Restate the records below word for word.

Entries from a dataset:
· · · · ·

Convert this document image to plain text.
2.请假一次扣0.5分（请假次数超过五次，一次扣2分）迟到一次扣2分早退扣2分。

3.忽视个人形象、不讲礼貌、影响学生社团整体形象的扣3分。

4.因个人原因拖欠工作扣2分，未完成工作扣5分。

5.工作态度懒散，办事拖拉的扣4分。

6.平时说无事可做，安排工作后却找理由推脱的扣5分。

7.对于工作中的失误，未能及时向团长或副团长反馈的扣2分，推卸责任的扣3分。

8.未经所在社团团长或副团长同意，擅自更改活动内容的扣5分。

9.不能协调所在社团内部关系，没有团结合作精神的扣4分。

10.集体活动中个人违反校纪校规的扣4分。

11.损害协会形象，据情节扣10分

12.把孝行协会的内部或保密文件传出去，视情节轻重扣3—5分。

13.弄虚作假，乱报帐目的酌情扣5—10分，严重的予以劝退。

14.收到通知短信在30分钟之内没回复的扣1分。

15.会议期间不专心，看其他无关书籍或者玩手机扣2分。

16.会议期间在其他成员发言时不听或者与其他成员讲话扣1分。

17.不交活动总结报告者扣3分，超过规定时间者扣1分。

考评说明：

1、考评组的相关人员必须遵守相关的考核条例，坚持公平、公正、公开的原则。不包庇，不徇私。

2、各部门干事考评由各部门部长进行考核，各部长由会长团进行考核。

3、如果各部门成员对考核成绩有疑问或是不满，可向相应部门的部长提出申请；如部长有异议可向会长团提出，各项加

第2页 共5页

· · · · ·

- Reply:
Convert this document image to plain text.
2.请假一次扣0.5分（请假次数超过五次，一次扣2分）迟到一次扣2分早退扣2分。

3.忽视个人形象、不讲礼貌、影响学生社团整体形象的扣3分。

4.因个人原因拖欠工作扣2分，未完成工作扣5分。

5.工作态度懒散，办事拖拉的扣4分。

6.平时说无事可做，安排工作后却找理由推脱的扣5分。

7.对于工作中的失误，未能及时向团长或副团长反馈的扣2分，推卸责任的扣3分。

8.未经所在社团团长或副团长同意，擅自更改活动内容的扣5分。

9.不能协调所在社团内部关系，没有团结合作精神的扣4分。

10.集体活动中个人违反校纪校规的扣4分。

11.损害协会形象，据情节扣10分

12.把孝行协会的内部或保密文件传出去，视情节轻重扣3—5分。

13.弄虚作假，乱报帐目的酌情扣5—10分，严重的予以劝退。

14.收到通知短信在30分钟之内没回复的扣1分。

15.会议期间不专心，看其他无关书籍或者玩手机扣2分。

16.会议期间在其他成员发言时不听或者与其他成员讲话扣1分。

17.不交活动总结报告者扣3分，超过规定时间者扣1分。

考评说明：

1、考评组的相关人员必须遵守相关的考核条例，坚持公平、公正、公开的原则。不包庇，不徇私。

2、各部门干事考评由各部门部长进行考核，各部长由会长团进行考核。

3、如果各部门成员对考核成绩有疑问或是不满，可向相应部门的部长提出申请；如部长有异议可向会长团提出，各项加

第2页 共5页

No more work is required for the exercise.